SET PROBLEM ->
Which lines contain the string "平定数科金融调解中心"? Please list every one of them.

DATA SHOWN ->
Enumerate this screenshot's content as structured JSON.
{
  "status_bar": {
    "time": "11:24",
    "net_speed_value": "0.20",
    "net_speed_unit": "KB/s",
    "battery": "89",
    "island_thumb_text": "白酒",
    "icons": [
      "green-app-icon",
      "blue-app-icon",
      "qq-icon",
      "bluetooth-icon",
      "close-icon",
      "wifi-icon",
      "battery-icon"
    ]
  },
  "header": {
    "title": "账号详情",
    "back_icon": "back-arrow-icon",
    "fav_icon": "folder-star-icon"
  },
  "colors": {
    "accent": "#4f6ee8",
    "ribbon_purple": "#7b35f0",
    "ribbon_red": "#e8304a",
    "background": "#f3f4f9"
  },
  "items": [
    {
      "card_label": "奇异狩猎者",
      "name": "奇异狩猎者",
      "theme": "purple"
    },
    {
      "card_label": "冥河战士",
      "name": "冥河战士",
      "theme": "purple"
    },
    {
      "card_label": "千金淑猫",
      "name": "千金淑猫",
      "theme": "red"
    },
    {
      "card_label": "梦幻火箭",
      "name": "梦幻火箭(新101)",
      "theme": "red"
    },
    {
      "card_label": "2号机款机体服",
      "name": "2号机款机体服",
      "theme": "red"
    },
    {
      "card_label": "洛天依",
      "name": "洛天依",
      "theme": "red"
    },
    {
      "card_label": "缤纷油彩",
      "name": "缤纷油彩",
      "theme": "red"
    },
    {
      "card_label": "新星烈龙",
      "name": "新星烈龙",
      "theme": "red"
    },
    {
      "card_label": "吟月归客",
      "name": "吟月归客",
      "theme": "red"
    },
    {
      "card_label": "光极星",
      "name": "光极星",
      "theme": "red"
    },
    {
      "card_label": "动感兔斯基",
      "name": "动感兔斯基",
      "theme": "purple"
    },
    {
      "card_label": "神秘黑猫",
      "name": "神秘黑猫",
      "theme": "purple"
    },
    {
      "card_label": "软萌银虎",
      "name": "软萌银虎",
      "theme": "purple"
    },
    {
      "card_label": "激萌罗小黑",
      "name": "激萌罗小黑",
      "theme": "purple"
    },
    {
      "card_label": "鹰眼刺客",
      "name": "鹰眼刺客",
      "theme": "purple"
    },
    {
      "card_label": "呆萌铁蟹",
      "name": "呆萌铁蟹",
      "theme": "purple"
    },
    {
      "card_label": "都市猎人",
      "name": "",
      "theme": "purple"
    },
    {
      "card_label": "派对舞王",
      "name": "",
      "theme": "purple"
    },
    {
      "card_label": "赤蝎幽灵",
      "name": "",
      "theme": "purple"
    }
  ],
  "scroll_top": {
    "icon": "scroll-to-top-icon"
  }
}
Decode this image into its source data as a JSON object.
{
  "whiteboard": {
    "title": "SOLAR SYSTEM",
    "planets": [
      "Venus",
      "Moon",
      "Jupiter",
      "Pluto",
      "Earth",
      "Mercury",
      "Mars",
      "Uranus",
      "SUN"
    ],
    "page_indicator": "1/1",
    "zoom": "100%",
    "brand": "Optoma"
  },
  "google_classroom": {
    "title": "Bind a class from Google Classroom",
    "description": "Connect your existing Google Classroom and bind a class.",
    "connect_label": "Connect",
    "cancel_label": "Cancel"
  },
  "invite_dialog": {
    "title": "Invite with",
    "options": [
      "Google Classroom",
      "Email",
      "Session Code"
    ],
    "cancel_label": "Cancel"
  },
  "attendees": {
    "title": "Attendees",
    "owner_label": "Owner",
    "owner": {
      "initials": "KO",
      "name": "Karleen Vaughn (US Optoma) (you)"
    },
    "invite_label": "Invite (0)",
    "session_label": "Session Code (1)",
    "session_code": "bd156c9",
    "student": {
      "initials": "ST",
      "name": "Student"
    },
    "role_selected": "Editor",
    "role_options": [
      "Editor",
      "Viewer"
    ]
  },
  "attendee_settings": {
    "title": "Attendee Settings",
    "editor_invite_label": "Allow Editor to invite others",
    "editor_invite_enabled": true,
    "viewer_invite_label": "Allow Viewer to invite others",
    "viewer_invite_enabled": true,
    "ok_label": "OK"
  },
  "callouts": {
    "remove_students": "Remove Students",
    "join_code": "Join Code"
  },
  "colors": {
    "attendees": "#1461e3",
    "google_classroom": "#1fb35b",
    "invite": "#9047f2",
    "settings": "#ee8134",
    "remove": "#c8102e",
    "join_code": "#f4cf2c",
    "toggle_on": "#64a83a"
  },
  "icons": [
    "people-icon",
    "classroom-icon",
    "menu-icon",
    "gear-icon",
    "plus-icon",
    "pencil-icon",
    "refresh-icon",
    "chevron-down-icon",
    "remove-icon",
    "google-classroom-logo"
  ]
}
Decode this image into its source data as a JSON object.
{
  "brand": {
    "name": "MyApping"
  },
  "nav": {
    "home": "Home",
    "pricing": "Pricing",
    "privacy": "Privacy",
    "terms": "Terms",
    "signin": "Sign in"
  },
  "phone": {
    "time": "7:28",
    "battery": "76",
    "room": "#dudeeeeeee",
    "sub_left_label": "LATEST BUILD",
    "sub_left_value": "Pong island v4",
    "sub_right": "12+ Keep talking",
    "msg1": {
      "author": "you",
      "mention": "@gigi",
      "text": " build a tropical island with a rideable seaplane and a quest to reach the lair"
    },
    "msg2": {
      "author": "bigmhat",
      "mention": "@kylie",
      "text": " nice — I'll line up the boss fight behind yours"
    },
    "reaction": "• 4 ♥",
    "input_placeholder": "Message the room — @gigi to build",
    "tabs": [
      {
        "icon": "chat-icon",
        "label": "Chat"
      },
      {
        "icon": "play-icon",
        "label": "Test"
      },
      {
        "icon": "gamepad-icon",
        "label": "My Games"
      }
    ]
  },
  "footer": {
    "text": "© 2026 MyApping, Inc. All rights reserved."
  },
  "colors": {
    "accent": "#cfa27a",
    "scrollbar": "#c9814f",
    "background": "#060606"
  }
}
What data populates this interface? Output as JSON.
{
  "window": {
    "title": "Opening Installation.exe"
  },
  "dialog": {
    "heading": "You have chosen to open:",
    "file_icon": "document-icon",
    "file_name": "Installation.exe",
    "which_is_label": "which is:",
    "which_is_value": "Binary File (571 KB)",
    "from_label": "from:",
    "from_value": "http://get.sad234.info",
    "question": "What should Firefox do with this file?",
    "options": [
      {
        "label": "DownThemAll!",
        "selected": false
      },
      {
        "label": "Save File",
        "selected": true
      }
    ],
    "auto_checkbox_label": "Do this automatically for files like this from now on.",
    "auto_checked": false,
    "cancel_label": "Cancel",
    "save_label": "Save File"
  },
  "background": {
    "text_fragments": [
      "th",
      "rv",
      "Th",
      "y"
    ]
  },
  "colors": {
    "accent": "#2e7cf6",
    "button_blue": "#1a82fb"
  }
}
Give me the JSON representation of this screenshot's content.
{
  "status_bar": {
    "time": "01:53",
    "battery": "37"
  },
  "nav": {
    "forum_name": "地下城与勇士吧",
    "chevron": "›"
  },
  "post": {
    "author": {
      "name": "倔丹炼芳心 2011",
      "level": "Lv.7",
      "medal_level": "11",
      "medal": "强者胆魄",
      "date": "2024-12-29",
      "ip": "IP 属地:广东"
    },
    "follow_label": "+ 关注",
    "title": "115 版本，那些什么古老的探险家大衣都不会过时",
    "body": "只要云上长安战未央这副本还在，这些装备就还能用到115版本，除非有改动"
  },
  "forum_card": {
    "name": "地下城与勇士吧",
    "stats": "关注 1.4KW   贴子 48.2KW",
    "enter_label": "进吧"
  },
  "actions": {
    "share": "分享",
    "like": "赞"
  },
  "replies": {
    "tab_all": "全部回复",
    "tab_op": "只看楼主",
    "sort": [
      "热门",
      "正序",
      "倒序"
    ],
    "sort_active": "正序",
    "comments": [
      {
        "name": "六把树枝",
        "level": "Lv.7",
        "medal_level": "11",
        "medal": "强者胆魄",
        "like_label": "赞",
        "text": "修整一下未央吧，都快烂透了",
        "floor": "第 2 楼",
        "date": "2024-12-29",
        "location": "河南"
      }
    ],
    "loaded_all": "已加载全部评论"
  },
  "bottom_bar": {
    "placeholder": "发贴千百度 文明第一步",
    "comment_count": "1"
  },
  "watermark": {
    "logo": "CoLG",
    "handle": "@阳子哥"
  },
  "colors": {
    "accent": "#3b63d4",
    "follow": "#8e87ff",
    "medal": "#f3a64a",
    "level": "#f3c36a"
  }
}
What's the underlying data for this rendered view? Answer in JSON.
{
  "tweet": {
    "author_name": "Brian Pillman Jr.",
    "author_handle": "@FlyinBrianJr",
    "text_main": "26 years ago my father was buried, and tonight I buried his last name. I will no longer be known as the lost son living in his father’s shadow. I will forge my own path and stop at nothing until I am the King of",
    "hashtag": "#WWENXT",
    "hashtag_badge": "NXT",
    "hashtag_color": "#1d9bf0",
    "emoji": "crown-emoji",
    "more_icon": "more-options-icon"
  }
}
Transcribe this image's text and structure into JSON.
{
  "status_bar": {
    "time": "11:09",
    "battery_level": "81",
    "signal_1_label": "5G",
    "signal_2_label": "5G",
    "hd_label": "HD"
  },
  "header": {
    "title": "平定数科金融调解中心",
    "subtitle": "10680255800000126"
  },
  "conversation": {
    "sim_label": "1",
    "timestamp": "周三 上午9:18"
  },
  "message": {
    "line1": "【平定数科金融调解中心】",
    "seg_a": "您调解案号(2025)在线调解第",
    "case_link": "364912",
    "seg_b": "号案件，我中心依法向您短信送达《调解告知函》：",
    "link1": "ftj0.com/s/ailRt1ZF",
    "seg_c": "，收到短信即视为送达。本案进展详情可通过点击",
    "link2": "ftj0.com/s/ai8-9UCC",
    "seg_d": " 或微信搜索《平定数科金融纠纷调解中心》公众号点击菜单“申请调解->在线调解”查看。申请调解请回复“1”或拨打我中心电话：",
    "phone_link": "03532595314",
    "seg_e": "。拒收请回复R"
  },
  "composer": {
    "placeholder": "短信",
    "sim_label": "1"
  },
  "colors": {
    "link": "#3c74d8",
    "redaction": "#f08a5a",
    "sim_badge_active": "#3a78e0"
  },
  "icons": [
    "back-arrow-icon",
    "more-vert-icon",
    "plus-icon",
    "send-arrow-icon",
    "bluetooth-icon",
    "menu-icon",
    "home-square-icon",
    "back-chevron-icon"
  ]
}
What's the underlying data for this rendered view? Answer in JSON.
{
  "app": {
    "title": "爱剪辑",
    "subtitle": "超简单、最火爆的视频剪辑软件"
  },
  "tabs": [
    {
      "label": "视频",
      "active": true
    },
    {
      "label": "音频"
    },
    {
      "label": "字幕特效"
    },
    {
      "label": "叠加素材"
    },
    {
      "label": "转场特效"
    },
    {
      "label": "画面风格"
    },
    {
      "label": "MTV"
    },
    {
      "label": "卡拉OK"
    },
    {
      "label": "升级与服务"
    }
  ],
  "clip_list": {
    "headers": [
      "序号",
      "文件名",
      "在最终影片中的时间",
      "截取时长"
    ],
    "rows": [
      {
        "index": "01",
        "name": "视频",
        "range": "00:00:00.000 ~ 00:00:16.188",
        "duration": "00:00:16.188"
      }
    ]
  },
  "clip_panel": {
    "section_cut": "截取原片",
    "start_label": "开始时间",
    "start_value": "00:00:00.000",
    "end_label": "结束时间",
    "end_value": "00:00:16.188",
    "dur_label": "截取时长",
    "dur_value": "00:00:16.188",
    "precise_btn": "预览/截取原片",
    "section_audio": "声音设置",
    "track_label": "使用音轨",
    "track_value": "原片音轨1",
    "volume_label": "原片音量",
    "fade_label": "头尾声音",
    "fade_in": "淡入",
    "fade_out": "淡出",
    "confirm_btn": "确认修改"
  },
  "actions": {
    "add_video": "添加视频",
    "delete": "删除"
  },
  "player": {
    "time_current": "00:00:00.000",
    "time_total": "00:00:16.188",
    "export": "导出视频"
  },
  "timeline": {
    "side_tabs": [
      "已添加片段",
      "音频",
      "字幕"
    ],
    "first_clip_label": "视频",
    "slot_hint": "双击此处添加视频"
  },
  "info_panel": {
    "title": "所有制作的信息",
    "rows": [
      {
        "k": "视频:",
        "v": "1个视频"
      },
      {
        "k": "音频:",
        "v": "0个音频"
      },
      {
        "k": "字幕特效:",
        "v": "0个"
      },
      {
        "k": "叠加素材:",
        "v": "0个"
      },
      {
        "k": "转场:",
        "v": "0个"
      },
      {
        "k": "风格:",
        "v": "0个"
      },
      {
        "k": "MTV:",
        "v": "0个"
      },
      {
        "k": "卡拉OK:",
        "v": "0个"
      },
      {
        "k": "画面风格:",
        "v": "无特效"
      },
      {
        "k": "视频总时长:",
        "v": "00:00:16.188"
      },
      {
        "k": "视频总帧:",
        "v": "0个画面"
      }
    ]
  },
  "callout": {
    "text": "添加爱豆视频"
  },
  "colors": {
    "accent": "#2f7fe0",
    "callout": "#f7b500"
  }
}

EXERCISE OUTPUT ->
    "title": "平定数科金融调解中心",
    "line1": "【平定数科金融调解中心】",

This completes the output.